[Task]
The output should be every line below that includes the word "admission".

======== Exercise data ========

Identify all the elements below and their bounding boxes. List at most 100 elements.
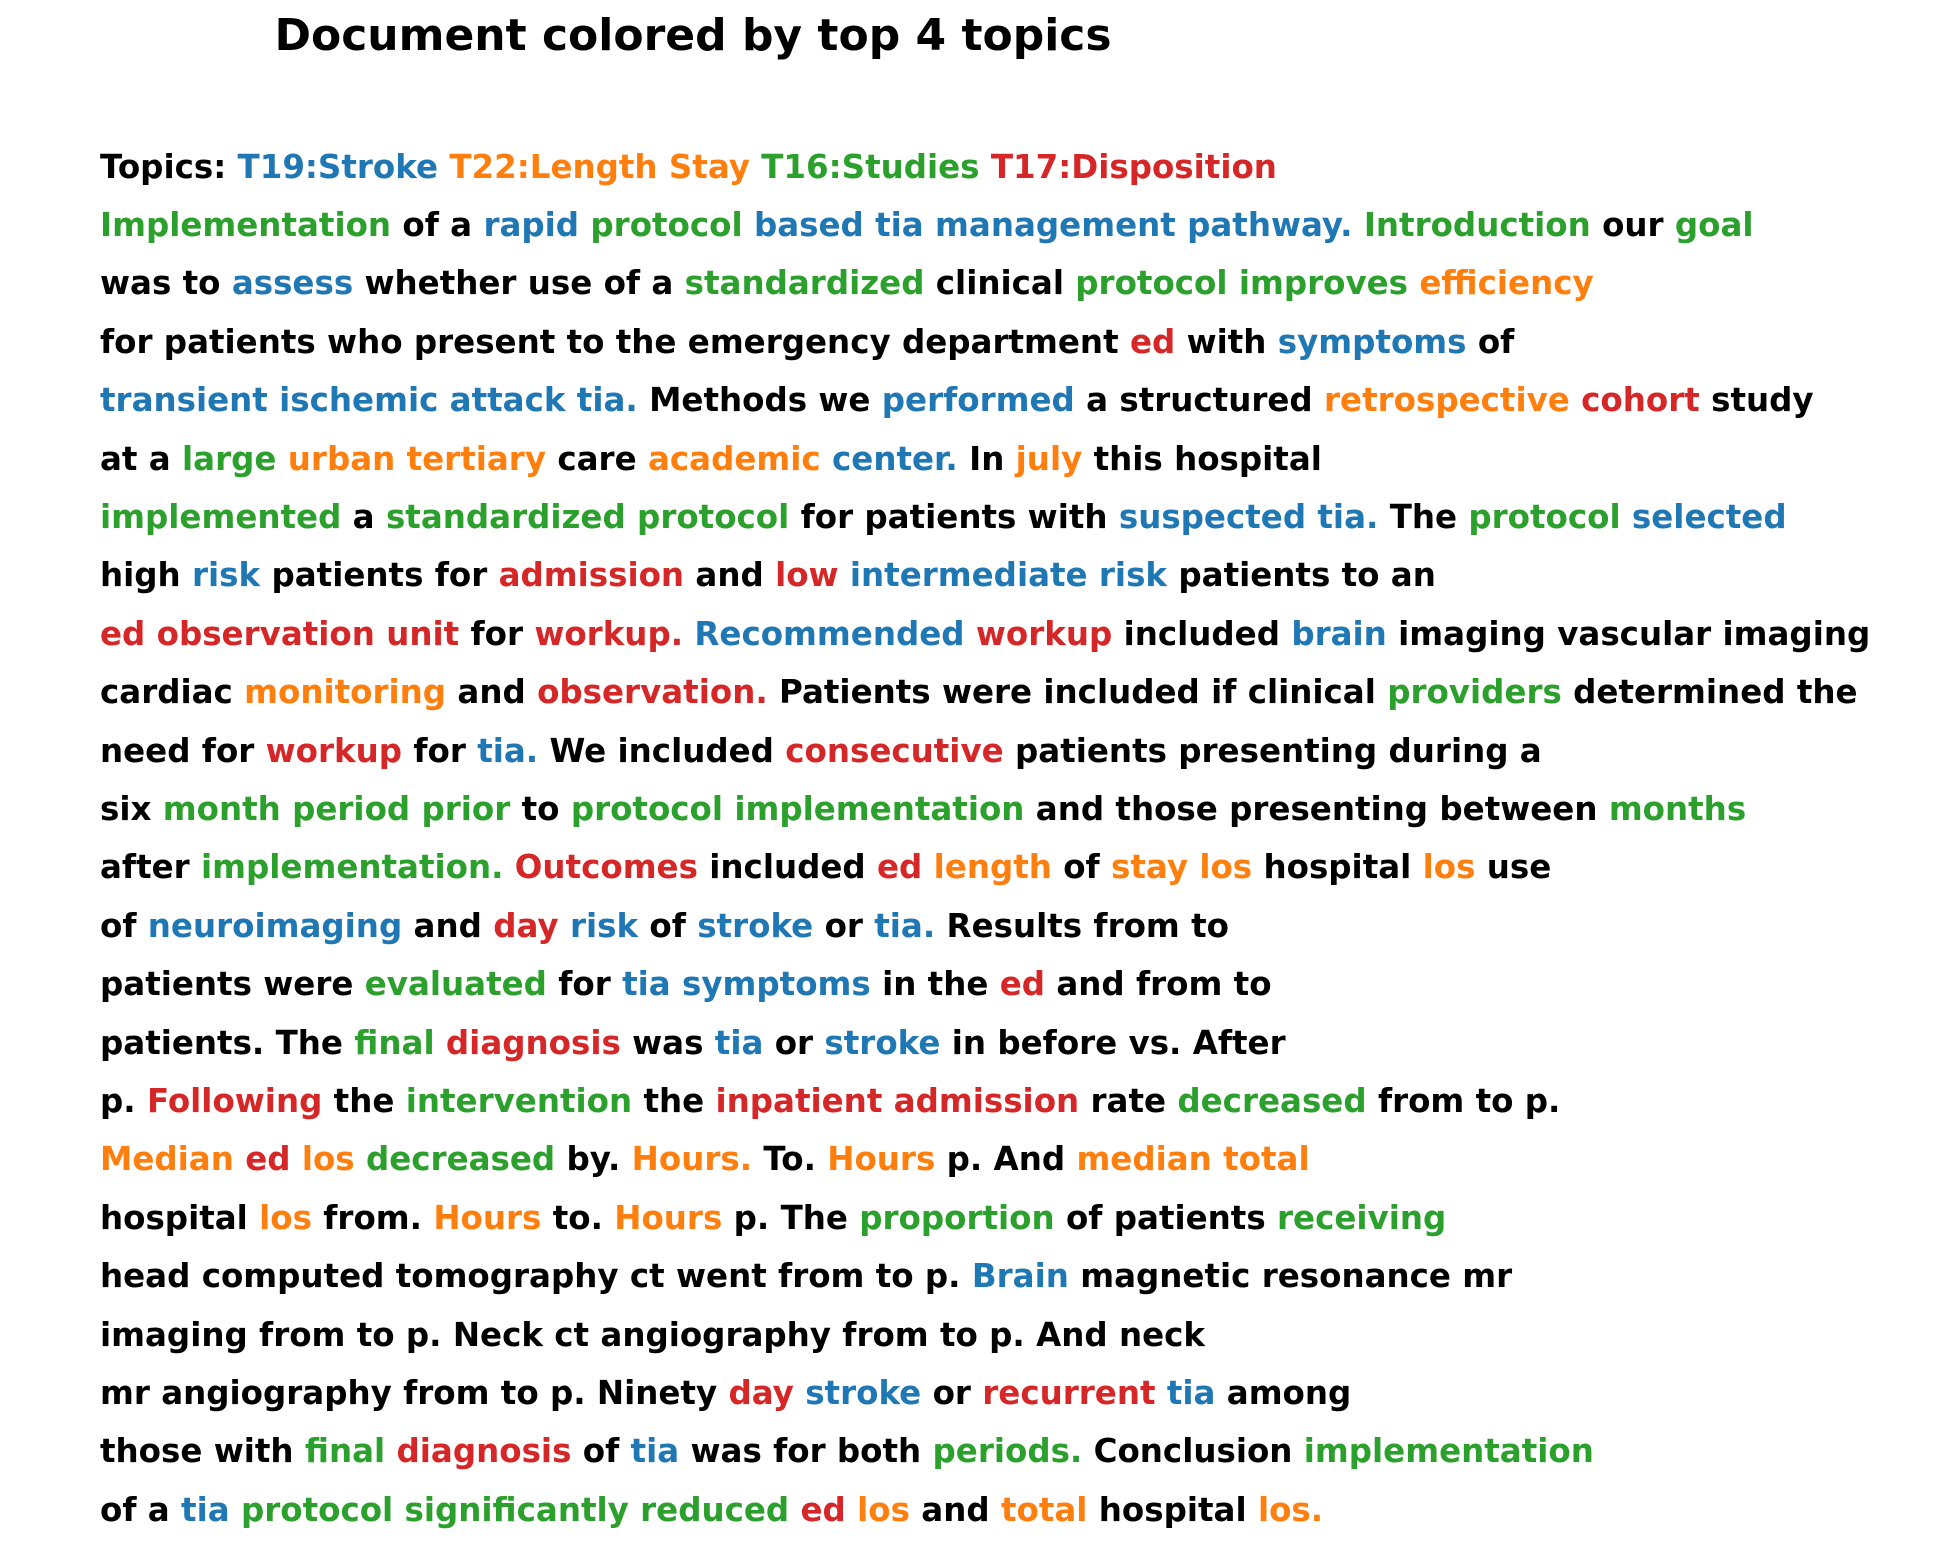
topic-span-t16: implementation bbox=[1303, 1432, 1594, 1471]
plain-text-span: was bbox=[632, 1023, 704, 1062]
plain-text-span: and bbox=[413, 906, 482, 945]
topic-span-t22: los. bbox=[1257, 1490, 1324, 1529]
topic-span-t19: center. bbox=[832, 439, 958, 478]
topic-span-t22: los bbox=[301, 1140, 355, 1179]
plain-text-span: p. bbox=[100, 1082, 136, 1120]
topic-span-t17: cohort bbox=[1581, 381, 1700, 420]
plain-text-span: patients for bbox=[271, 556, 488, 595]
topic-legend-t19: T19:Stroke bbox=[237, 148, 439, 186]
plain-text-span: clinical bbox=[935, 264, 1064, 303]
text-line: head computed tomography ct went from to… bbox=[100, 1247, 1512, 1305]
text-line: was to assess whether use of a standardi… bbox=[100, 254, 1594, 312]
topic-span-t19: symptoms bbox=[1277, 322, 1467, 361]
plain-text-span: and bbox=[921, 1490, 990, 1529]
plain-text-span: whether use of a bbox=[364, 264, 674, 303]
topic-span-t19: tia symptoms bbox=[622, 965, 871, 1004]
plain-text-span: for bbox=[470, 614, 523, 653]
topic-span-t22: urban tertiary bbox=[287, 439, 547, 478]
plain-text-span: six bbox=[100, 790, 152, 828]
text-line: implemented a standardized protocol for … bbox=[100, 488, 1787, 546]
plain-text-span: this hospital bbox=[1093, 439, 1322, 478]
topic-span-t19: suspected tia. bbox=[1118, 498, 1379, 536]
topic-span-t17: low bbox=[775, 556, 839, 595]
topic-span-t16: intervention bbox=[405, 1082, 633, 1120]
topic-span-t17: observation. bbox=[537, 673, 768, 712]
plain-text-span: hospital bbox=[1263, 848, 1412, 887]
topic-span-t22: stay los bbox=[1111, 848, 1253, 887]
text-line: for patients who present to the emergenc… bbox=[100, 313, 1514, 371]
plain-text-span: or bbox=[932, 1374, 971, 1412]
topic-span-t17: inpatient admission bbox=[715, 1082, 1080, 1120]
topic-span-t19: based tia management pathway. bbox=[753, 206, 1353, 244]
plain-text-span: the bbox=[643, 1082, 705, 1120]
topic-span-t17: day bbox=[728, 1374, 794, 1412]
topic-span-t17: recurrent bbox=[982, 1374, 1156, 1412]
topic-span-t16: protocol improves bbox=[1075, 264, 1409, 303]
topic-span-t22: median total bbox=[1076, 1140, 1310, 1179]
plain-text-span: to. bbox=[552, 1198, 603, 1237]
topic-span-t19: risk bbox=[569, 906, 639, 945]
plain-text-span: magnetic resonance mr bbox=[1080, 1257, 1513, 1296]
topic-span-t17: ed observation unit bbox=[100, 614, 460, 653]
text-line: need for workup for tia. We included con… bbox=[100, 722, 1542, 780]
plain-text-span: study bbox=[1711, 381, 1814, 420]
topic-span-t17: ed bbox=[1129, 322, 1176, 361]
plain-text-span: imaging from to p. Neck ct angiography f… bbox=[100, 1315, 1206, 1354]
plain-text-span: care bbox=[557, 439, 637, 478]
plain-text-span: of a bbox=[402, 206, 473, 244]
text-line: patients were evaluated for tia symptoms… bbox=[100, 955, 1272, 1013]
plain-text-span: a bbox=[352, 498, 375, 536]
topic-span-t16: decreased bbox=[1177, 1082, 1367, 1120]
topic-span-t22: los bbox=[259, 1198, 312, 1237]
plain-text-span: was for both bbox=[690, 1432, 922, 1471]
plain-text-span: to bbox=[521, 790, 560, 828]
topic-span-t17: admission bbox=[498, 556, 685, 595]
topic-span-t19: tia bbox=[714, 1023, 764, 1062]
topic-span-t17: workup bbox=[975, 614, 1113, 653]
plain-text-span: of bbox=[582, 1432, 620, 1471]
topics-legend-prefix: Topics: bbox=[100, 148, 227, 186]
plain-text-span: of bbox=[100, 906, 137, 945]
topic-span-t19: tia bbox=[630, 1432, 680, 1471]
topic-span-t17: day bbox=[493, 906, 559, 945]
topic-span-t19: stroke bbox=[697, 906, 814, 945]
topic-span-t22: Median bbox=[100, 1140, 234, 1179]
topic-span-t19: tia. bbox=[477, 731, 539, 770]
topic-span-t22: los bbox=[1422, 848, 1476, 887]
topic-span-t22: monitoring bbox=[244, 673, 447, 712]
topic-span-t16: protocol significantly reduced bbox=[240, 1490, 790, 1529]
text-line: six month period prior to protocol imple… bbox=[100, 780, 1746, 838]
plain-text-span: In bbox=[969, 439, 1005, 478]
topic-span-t16: Implementation bbox=[100, 206, 392, 244]
topic-span-t19: tia. bbox=[874, 906, 936, 945]
topic-span-t22: retrospective bbox=[1324, 381, 1570, 420]
topic-span-t16: months bbox=[1608, 790, 1747, 828]
plain-text-span: high bbox=[100, 556, 181, 595]
plain-text-span: of bbox=[1477, 322, 1515, 361]
plain-text-span: cardiac bbox=[100, 673, 233, 712]
plain-text-span: in the bbox=[882, 965, 989, 1004]
topic-span-t17: ed bbox=[999, 965, 1046, 1004]
text-line: hospital los from. Hours to. Hours p. Th… bbox=[100, 1189, 1446, 1247]
text-line: at a large urban tertiary care academic … bbox=[100, 430, 1322, 488]
topic-span-t22: academic bbox=[647, 439, 821, 478]
topic-span-t19: stroke bbox=[824, 1023, 941, 1062]
plain-text-span: from. bbox=[323, 1198, 423, 1237]
plain-text-span: the bbox=[333, 1082, 395, 1120]
plain-text-span: after bbox=[100, 848, 190, 887]
topic-span-t17: ed bbox=[245, 1140, 291, 1179]
text-line: imaging from to p. Neck ct angiography f… bbox=[100, 1306, 1205, 1364]
plain-text-span: those with bbox=[100, 1432, 294, 1471]
plain-text-span: use bbox=[1486, 848, 1552, 887]
plain-text-span: mr angiography from to p. Ninety bbox=[100, 1374, 718, 1412]
topic-span-t17: workup. bbox=[534, 614, 684, 653]
plain-text-span: The bbox=[1389, 498, 1458, 536]
plain-text-span: was to bbox=[100, 264, 221, 303]
plain-text-span: patients were bbox=[100, 965, 354, 1004]
topic-span-t19: assess bbox=[231, 264, 354, 303]
plain-text-span: patients presenting during a bbox=[1015, 731, 1542, 770]
topic-legend-t16: T16:Studies bbox=[761, 148, 980, 186]
topic-span-t19: rapid bbox=[483, 206, 580, 244]
plain-text-span: with bbox=[1186, 322, 1267, 361]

========

[Written response]
topic-span-t17: inpatient admission bbox=[715, 1082, 1080, 1120]
topic-span-t17: admission bbox=[498, 556, 685, 595]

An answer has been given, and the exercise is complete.